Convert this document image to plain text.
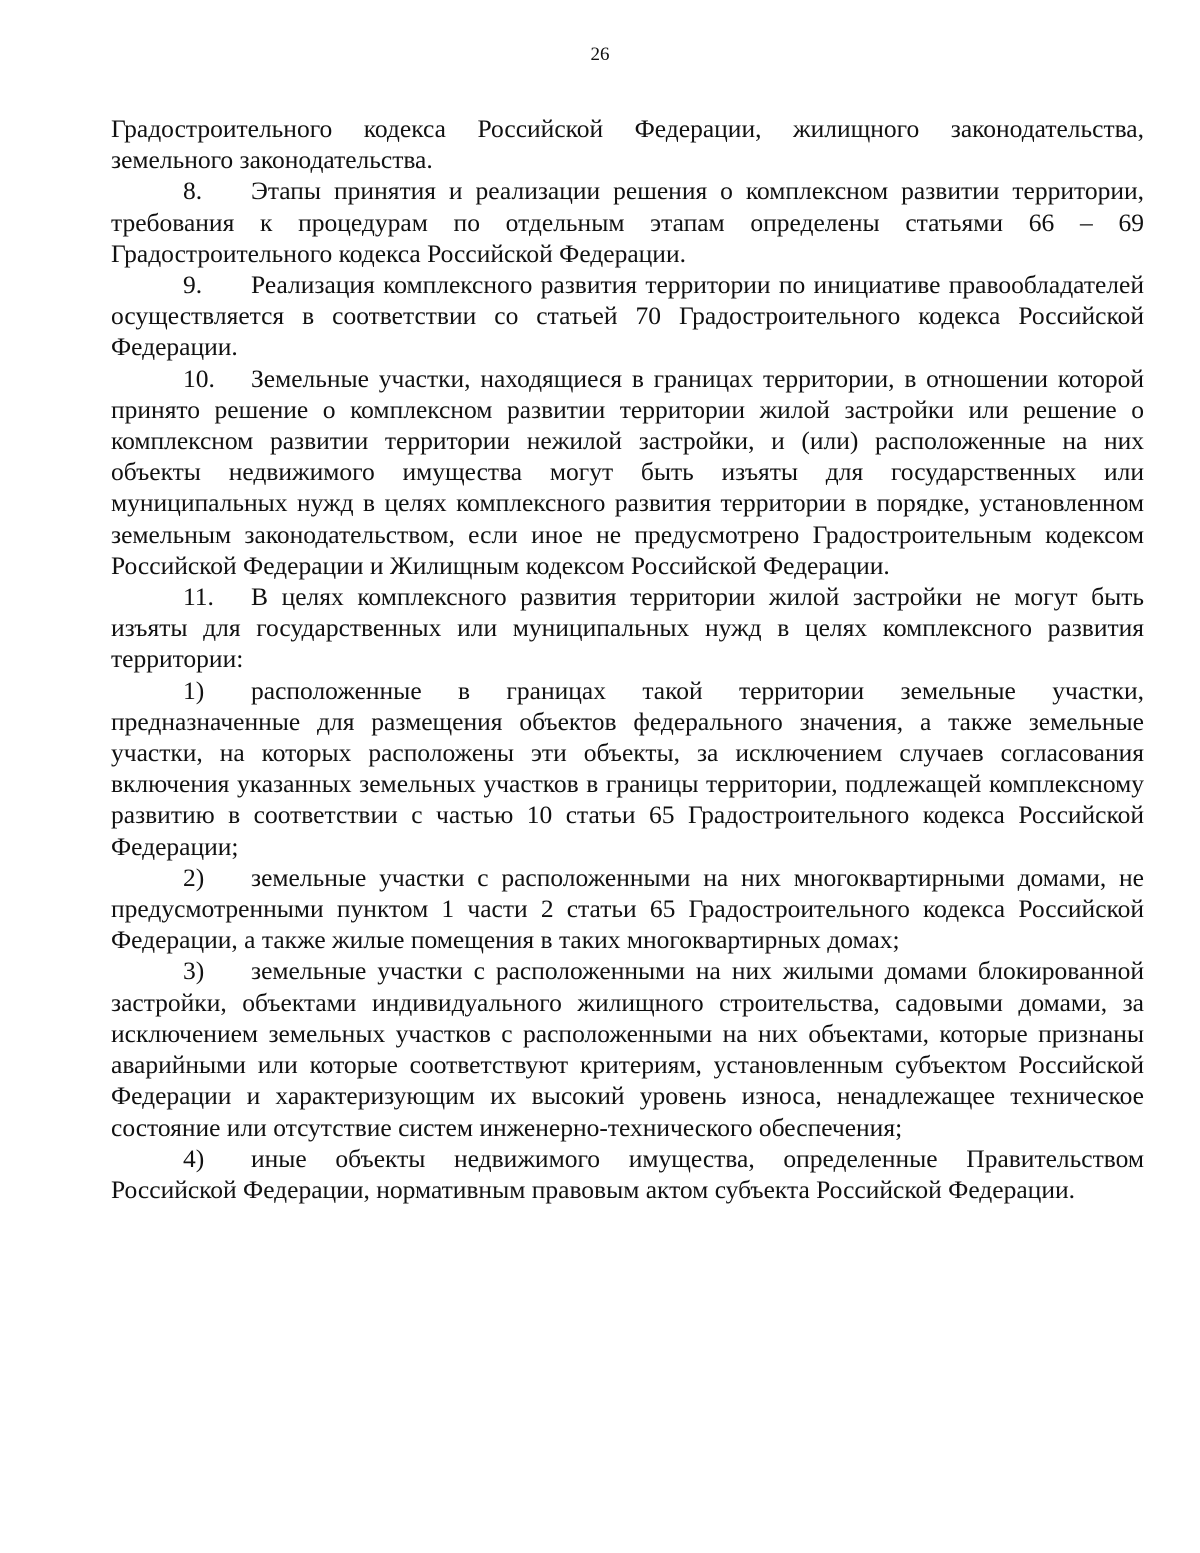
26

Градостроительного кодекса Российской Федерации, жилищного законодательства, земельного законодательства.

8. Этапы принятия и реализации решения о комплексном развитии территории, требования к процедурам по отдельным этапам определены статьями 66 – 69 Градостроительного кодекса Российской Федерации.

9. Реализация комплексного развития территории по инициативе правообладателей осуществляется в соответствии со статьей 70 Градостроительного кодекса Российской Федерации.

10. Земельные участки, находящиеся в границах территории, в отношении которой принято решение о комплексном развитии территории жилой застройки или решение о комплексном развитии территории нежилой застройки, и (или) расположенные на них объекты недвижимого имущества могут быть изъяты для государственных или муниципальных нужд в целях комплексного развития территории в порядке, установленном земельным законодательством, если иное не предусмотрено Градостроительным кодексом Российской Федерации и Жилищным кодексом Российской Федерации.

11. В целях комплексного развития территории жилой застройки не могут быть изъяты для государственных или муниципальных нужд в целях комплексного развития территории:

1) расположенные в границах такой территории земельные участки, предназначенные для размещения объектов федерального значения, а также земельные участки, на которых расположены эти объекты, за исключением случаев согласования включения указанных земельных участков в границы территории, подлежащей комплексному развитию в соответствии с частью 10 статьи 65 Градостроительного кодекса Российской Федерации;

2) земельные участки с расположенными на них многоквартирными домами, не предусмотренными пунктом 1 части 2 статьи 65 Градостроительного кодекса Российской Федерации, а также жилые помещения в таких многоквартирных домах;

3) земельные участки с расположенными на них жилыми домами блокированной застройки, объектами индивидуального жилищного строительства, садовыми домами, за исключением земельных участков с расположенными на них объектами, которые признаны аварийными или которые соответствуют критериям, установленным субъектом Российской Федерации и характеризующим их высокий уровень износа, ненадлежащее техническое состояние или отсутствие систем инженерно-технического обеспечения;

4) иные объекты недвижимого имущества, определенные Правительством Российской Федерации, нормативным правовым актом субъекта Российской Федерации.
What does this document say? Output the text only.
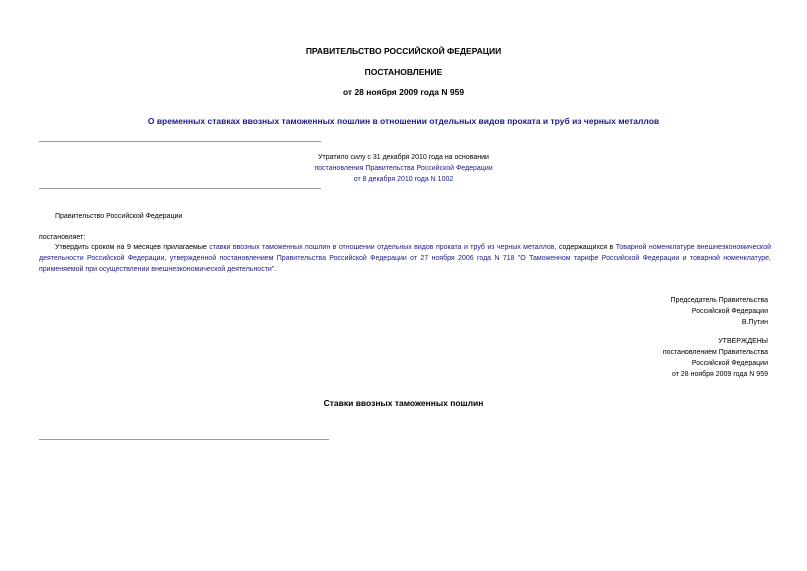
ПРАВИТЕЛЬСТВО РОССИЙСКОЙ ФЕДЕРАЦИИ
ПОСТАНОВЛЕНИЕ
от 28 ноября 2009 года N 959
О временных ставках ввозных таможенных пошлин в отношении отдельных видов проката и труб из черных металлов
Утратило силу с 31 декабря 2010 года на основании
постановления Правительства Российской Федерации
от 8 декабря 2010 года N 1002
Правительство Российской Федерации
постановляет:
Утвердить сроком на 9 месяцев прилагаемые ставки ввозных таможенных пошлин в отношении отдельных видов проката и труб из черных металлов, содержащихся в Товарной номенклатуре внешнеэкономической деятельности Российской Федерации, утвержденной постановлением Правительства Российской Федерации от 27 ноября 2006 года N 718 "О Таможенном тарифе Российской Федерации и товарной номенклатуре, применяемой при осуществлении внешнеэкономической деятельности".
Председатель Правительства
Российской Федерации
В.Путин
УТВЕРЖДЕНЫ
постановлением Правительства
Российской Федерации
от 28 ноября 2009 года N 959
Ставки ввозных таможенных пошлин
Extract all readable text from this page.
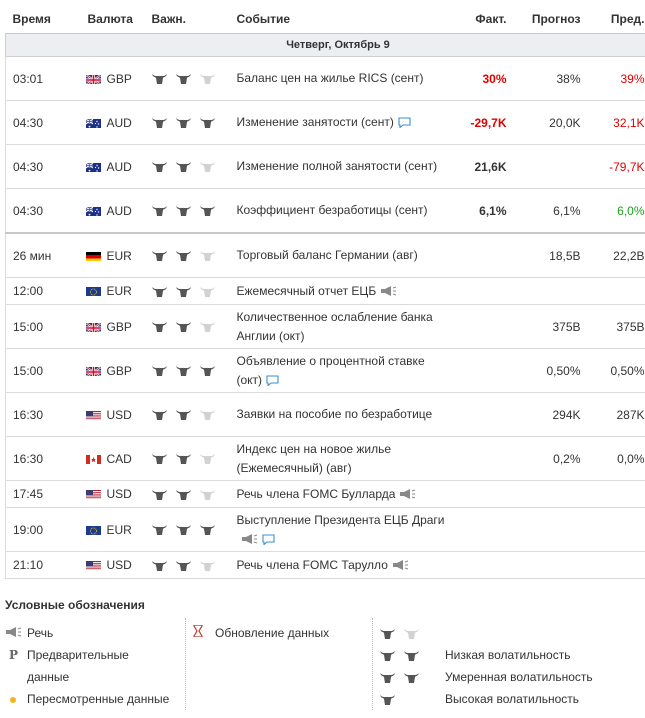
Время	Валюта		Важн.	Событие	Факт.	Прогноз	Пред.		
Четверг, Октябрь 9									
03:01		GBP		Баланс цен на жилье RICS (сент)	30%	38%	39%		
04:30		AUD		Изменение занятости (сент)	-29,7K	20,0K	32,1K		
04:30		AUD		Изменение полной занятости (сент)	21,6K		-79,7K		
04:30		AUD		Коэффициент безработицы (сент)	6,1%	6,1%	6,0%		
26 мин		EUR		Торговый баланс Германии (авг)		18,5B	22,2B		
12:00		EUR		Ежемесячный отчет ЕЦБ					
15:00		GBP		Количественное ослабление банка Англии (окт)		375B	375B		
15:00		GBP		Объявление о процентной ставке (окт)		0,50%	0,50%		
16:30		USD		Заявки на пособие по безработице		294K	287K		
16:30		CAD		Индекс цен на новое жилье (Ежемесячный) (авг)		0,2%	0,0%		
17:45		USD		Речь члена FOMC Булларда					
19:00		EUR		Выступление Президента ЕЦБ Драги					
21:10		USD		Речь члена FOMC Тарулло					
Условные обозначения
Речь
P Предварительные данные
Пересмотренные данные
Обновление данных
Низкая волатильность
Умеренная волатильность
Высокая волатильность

--- --- ---

Copy out each line of the records that holds the string "года".

от 28 ноября 2009 года N 959
Утратило силу с 31 декабря 2010 года на основании
от 8 декабря 2010 года N 1002
Утвердить сроком на 9 месяцев прилагаемые ставки ввозных таможенных пошлин в отношении отдельных видов проката и труб из черных металлов, содержащихся в Товарной номенклатуре внешнеэкономической деятельности Российской Федерации, утвержденной постановлением Правительства Российской Федерации от 27 ноября 2006 года N 718 "О Таможенном тарифе Российской Федерации и товарной номенклатуре, применяемой при осуществлении внешнеэкономической деятельности".
от 28 ноября 2009 года N 959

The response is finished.